(Saved entries)

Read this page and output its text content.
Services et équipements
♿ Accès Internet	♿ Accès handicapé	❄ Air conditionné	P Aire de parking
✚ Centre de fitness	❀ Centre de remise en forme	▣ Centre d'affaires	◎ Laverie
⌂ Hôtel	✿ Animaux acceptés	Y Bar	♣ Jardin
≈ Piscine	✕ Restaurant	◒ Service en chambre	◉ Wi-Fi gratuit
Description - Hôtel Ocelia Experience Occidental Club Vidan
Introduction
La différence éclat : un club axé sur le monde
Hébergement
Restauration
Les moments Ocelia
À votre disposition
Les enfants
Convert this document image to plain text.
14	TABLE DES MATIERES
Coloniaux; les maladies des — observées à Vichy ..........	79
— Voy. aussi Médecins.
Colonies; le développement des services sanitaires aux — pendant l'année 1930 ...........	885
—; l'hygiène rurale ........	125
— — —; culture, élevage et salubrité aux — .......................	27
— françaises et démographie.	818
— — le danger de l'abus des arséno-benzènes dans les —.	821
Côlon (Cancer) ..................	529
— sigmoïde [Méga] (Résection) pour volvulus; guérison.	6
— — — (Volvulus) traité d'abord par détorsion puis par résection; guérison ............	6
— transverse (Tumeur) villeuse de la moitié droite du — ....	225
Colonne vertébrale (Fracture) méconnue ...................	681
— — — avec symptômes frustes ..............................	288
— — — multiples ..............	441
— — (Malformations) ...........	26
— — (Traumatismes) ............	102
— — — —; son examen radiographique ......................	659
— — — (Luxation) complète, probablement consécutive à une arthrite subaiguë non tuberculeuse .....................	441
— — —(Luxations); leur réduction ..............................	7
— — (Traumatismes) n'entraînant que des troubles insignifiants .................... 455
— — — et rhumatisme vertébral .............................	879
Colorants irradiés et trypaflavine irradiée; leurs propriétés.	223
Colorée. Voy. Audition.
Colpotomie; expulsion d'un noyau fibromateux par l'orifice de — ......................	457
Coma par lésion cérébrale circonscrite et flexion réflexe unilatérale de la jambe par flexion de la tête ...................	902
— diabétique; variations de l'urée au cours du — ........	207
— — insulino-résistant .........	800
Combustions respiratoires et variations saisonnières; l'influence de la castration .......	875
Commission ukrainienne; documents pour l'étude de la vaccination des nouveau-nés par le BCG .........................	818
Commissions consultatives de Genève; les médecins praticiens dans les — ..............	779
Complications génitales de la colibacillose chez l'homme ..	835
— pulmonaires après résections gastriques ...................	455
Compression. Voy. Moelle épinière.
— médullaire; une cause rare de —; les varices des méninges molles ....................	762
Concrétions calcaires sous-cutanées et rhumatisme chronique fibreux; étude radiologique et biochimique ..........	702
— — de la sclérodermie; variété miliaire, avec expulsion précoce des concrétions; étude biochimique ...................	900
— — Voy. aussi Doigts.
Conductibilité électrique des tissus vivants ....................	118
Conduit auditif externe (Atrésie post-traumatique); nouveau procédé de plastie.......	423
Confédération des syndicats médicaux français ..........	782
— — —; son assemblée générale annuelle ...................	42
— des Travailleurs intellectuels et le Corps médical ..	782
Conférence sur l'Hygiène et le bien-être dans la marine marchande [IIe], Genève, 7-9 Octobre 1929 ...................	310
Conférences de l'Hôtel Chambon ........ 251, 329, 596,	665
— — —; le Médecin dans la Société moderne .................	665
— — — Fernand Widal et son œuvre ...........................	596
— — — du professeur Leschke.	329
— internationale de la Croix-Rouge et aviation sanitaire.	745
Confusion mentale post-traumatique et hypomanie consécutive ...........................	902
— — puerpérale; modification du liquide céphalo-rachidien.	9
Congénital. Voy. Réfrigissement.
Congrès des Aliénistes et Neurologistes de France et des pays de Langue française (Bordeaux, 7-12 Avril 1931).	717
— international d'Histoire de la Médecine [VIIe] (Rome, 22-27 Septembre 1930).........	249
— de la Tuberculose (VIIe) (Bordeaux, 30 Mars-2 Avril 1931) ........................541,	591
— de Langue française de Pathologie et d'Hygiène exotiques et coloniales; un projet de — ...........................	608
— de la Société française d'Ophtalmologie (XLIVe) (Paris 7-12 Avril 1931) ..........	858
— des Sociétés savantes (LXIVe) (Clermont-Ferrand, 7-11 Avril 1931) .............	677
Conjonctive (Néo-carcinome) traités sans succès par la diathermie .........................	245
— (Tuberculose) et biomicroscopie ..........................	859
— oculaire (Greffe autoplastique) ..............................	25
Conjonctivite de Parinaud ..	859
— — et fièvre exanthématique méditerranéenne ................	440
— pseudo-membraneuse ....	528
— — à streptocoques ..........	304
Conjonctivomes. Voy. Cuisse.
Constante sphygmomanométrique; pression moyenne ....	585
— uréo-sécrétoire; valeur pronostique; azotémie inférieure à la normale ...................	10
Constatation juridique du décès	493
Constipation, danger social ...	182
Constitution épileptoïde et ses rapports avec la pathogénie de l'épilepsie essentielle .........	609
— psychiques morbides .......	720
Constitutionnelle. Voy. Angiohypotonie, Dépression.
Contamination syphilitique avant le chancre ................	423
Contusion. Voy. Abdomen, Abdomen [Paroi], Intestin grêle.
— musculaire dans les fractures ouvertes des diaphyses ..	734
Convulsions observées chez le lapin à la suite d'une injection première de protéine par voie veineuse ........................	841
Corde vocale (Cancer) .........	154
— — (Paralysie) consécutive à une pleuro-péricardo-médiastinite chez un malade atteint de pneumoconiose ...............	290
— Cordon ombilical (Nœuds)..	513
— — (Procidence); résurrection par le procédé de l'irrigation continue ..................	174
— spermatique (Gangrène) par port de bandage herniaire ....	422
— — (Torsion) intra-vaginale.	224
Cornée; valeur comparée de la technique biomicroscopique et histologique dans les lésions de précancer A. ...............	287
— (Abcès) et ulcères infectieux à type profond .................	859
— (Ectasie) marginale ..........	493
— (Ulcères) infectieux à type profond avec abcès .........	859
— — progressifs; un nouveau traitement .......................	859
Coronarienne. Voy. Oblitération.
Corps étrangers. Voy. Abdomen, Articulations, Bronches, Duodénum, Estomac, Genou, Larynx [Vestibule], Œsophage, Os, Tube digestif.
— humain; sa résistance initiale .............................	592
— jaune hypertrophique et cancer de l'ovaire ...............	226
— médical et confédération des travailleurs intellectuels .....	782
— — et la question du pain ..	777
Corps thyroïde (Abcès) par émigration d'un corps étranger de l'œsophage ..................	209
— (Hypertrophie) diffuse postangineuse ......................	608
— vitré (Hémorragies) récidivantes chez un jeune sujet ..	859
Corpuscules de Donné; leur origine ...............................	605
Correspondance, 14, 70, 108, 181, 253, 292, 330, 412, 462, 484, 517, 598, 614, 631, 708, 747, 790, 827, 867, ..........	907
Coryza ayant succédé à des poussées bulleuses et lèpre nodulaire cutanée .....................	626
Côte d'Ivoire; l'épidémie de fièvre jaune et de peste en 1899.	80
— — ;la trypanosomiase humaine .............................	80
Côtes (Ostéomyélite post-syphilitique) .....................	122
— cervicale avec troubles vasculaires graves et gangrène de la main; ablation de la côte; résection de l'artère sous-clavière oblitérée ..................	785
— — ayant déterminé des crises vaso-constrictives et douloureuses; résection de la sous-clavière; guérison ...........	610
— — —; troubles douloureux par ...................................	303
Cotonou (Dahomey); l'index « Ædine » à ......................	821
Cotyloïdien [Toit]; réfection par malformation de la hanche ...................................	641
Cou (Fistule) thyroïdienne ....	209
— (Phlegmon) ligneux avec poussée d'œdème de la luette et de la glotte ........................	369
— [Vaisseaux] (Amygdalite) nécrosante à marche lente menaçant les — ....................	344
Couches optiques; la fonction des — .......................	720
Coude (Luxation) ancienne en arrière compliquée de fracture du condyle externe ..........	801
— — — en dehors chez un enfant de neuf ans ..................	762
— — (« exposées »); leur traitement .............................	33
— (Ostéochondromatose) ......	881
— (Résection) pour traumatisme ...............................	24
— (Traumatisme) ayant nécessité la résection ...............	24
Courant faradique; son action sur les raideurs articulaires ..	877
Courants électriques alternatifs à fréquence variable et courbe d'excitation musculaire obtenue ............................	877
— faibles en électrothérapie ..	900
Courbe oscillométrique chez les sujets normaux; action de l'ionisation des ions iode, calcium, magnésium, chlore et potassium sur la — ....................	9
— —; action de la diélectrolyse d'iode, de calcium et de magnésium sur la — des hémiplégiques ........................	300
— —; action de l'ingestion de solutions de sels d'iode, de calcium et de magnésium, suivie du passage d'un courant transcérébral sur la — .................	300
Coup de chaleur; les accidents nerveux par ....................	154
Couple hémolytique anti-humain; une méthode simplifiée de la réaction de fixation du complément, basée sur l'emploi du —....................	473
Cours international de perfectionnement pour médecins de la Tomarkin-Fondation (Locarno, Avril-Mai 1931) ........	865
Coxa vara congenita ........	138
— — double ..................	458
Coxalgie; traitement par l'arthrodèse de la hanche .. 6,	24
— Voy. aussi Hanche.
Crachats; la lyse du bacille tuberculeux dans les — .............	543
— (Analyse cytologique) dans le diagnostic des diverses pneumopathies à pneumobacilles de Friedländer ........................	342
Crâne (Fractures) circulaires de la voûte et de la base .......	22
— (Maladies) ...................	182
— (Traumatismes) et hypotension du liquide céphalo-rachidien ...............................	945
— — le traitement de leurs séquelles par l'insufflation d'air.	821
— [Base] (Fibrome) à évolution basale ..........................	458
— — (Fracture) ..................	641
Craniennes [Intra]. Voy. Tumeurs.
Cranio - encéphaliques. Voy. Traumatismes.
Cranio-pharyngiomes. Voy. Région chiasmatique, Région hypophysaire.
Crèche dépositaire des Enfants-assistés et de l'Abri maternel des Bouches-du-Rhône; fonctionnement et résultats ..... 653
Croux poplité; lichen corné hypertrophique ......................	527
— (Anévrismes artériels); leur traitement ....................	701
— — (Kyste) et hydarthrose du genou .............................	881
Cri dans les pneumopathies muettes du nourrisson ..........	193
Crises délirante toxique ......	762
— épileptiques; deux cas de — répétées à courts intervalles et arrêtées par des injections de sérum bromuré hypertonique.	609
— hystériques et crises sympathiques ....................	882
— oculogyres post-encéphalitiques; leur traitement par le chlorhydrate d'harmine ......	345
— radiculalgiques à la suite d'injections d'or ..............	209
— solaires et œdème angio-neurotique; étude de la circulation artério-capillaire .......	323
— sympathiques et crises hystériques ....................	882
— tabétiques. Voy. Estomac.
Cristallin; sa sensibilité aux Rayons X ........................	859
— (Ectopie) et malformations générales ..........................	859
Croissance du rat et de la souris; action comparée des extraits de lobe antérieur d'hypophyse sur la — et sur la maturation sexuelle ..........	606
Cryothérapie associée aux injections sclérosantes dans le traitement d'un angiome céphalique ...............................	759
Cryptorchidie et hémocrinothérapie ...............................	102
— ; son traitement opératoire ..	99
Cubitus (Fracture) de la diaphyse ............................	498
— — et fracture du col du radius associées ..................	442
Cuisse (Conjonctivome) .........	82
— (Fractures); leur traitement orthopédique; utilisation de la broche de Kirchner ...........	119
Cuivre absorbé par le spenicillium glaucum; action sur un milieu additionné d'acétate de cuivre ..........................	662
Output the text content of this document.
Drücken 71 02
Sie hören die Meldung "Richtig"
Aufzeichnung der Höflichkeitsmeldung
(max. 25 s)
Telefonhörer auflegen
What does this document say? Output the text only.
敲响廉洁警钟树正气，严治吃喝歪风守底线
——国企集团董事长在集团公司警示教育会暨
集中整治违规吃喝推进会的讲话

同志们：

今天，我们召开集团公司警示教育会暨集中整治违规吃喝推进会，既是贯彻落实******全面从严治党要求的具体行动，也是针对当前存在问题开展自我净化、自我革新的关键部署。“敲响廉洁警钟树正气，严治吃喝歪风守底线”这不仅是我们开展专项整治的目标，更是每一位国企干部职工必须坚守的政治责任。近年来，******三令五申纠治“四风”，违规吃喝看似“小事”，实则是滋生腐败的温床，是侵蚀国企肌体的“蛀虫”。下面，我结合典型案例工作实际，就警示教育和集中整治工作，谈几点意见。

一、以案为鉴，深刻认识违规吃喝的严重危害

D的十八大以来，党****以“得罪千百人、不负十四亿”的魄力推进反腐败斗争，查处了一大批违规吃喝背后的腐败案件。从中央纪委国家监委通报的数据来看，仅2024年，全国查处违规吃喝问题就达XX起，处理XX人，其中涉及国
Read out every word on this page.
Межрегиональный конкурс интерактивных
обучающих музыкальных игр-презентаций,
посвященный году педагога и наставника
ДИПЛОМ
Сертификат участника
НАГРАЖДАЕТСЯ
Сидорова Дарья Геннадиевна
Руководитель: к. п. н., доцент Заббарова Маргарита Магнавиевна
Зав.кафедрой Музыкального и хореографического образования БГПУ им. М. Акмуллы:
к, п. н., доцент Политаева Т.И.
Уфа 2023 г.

- [What the task requires]:
The line containing "What does this" marks the start; retype it and each line after it through the end of the records above, exactly.

- [Task response]:
What does this document say? Output the text only.
敲响廉洁警钟树正气，严治吃喝歪风守底线
——国企集团董事长在集团公司警示教育会暨
集中整治违规吃喝推进会的讲话

同志们：

今天，我们召开集团公司警示教育会暨集中整治违规吃喝推进会，既是贯彻落实******全面从严治党要求的具体行动，也是针对当前存在问题开展自我净化、自我革新的关键部署。“敲响廉洁警钟树正气，严治吃喝歪风守底线”这不仅是我们开展专项整治的目标，更是每一位国企干部职工必须坚守的政治责任。近年来，******三令五申纠治“四风”，违规吃喝看似“小事”，实则是滋生腐败的温床，是侵蚀国企肌体的“蛀虫”。下面，我结合典型案例工作实际，就警示教育和集中整治工作，谈几点意见。

一、以案为鉴，深刻认识违规吃喝的严重危害

D的十八大以来，党****以“得罪千百人、不负十四亿”的魄力推进反腐败斗争，查处了一大批违规吃喝背后的腐败案件。从中央纪委国家监委通报的数据来看，仅2024年，全国查处违规吃喝问题就达XX起，处理XX人，其中涉及国
Read out every word on this page.
Межрегиональный конкурс интерактивных
обучающих музыкальных игр-презентаций,
посвященный году педагога и наставника
ДИПЛОМ
Сертификат участника
НАГРАЖДАЕТСЯ
Сидорова Дарья Геннадиевна
Руководитель: к. п. н., доцент Заббарова Маргарита Магнавиевна
Зав.кафедрой Музыкального и хореографического образования БГПУ им. М. Акмуллы:
к, п. н., доцент Политаева Т.И.
Уфа 2023 г.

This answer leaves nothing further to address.